[Start of EXTRACTED INFORMATION]
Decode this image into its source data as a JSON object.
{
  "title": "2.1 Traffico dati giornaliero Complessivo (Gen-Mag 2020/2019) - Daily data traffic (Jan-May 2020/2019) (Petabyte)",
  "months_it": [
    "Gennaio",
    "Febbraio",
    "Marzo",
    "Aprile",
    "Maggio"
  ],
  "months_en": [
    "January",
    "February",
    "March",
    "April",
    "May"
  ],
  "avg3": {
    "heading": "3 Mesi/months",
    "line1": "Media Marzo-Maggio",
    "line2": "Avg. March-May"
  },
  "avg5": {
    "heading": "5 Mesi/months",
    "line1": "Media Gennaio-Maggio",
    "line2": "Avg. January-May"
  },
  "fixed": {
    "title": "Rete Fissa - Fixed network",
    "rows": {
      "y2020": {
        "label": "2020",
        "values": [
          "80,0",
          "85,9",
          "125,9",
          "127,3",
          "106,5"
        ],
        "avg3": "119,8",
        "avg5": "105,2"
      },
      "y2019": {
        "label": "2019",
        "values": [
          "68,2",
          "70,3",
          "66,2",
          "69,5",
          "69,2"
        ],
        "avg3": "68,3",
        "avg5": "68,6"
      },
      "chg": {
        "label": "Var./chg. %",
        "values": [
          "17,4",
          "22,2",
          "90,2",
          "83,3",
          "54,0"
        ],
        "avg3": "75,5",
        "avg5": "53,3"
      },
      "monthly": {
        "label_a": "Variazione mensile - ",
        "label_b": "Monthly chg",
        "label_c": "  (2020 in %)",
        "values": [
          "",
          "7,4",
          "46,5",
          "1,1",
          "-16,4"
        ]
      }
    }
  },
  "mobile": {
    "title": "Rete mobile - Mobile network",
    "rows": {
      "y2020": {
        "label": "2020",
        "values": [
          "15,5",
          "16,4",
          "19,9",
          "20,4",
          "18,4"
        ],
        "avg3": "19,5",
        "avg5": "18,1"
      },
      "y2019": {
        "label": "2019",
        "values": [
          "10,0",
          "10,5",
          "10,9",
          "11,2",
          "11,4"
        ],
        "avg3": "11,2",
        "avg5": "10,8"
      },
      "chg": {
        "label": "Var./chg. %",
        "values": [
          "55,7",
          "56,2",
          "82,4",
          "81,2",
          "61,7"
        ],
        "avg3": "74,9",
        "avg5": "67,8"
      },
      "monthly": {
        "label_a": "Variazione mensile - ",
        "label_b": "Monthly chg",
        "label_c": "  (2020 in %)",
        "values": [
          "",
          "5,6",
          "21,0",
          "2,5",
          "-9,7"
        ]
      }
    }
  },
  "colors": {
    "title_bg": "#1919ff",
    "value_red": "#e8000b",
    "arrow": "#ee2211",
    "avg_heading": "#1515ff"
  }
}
[End of EXTRACTED INFORMATION]
### PROBLEM DESCRIPTION
Every entry needs to be retyped exactly.

### WRITTEN REPLY
Decode this image into its source data as a JSON object.
{
  "title": "2.1 Traffico dati giornaliero Complessivo (Gen-Mag 2020/2019) - Daily data traffic (Jan-May 2020/2019) (Petabyte)",
  "months_it": [
    "Gennaio",
    "Febbraio",
    "Marzo",
    "Aprile",
    "Maggio"
  ],
  "months_en": [
    "January",
    "February",
    "March",
    "April",
    "May"
  ],
  "avg3": {
    "heading": "3 Mesi/months",
    "line1": "Media Marzo-Maggio",
    "line2": "Avg. March-May"
  },
  "avg5": {
    "heading": "5 Mesi/months",
    "line1": "Media Gennaio-Maggio",
    "line2": "Avg. January-May"
  },
  "fixed": {
    "title": "Rete Fissa - Fixed network",
    "rows": {
      "y2020": {
        "label": "2020",
        "values": [
          "80,0",
          "85,9",
          "125,9",
          "127,3",
          "106,5"
        ],
        "avg3": "119,8",
        "avg5": "105,2"
      },
      "y2019": {
        "label": "2019",
        "values": [
          "68,2",
          "70,3",
          "66,2",
          "69,5",
          "69,2"
        ],
        "avg3": "68,3",
        "avg5": "68,6"
      },
      "chg": {
        "label": "Var./chg. %",
        "values": [
          "17,4",
          "22,2",
          "90,2",
          "83,3",
          "54,0"
        ],
        "avg3": "75,5",
        "avg5": "53,3"
      },
      "monthly": {
        "label_a": "Variazione mensile - ",
        "label_b": "Monthly chg",
        "label_c": "  (2020 in %)",
        "values": [
          "",
          "7,4",
          "46,5",
          "1,1",
          "-16,4"
        ]
      }
    }
  },
  "mobile": {
    "title": "Rete mobile - Mobile network",
    "rows": {
      "y2020": {
        "label": "2020",
        "values": [
          "15,5",
          "16,4",
          "19,9",
          "20,4",
          "18,4"
        ],
        "avg3": "19,5",
        "avg5": "18,1"
      },
      "y2019": {
        "label": "2019",
        "values": [
          "10,0",
          "10,5",
          "10,9",
          "11,2",
          "11,4"
        ],
        "avg3": "11,2",
        "avg5": "10,8"
      },
      "chg": {
        "label": "Var./chg. %",
        "values": [
          "55,7",
          "56,2",
          "82,4",
          "81,2",
          "61,7"
        ],
        "avg3": "74,9",
        "avg5": "67,8"
      },
      "monthly": {
        "label_a": "Variazione mensile - ",
        "label_b": "Monthly chg",
        "label_c": "  (2020 in %)",
        "values": [
          "",
          "5,6",
          "21,0",
          "2,5",
          "-9,7"
        ]
      }
    }
  },
  "colors": {
    "title_bg": "#1919ff",
    "value_red": "#e8000b",
    "arrow": "#ee2211",
    "avg_heading": "#1515ff"
  }
}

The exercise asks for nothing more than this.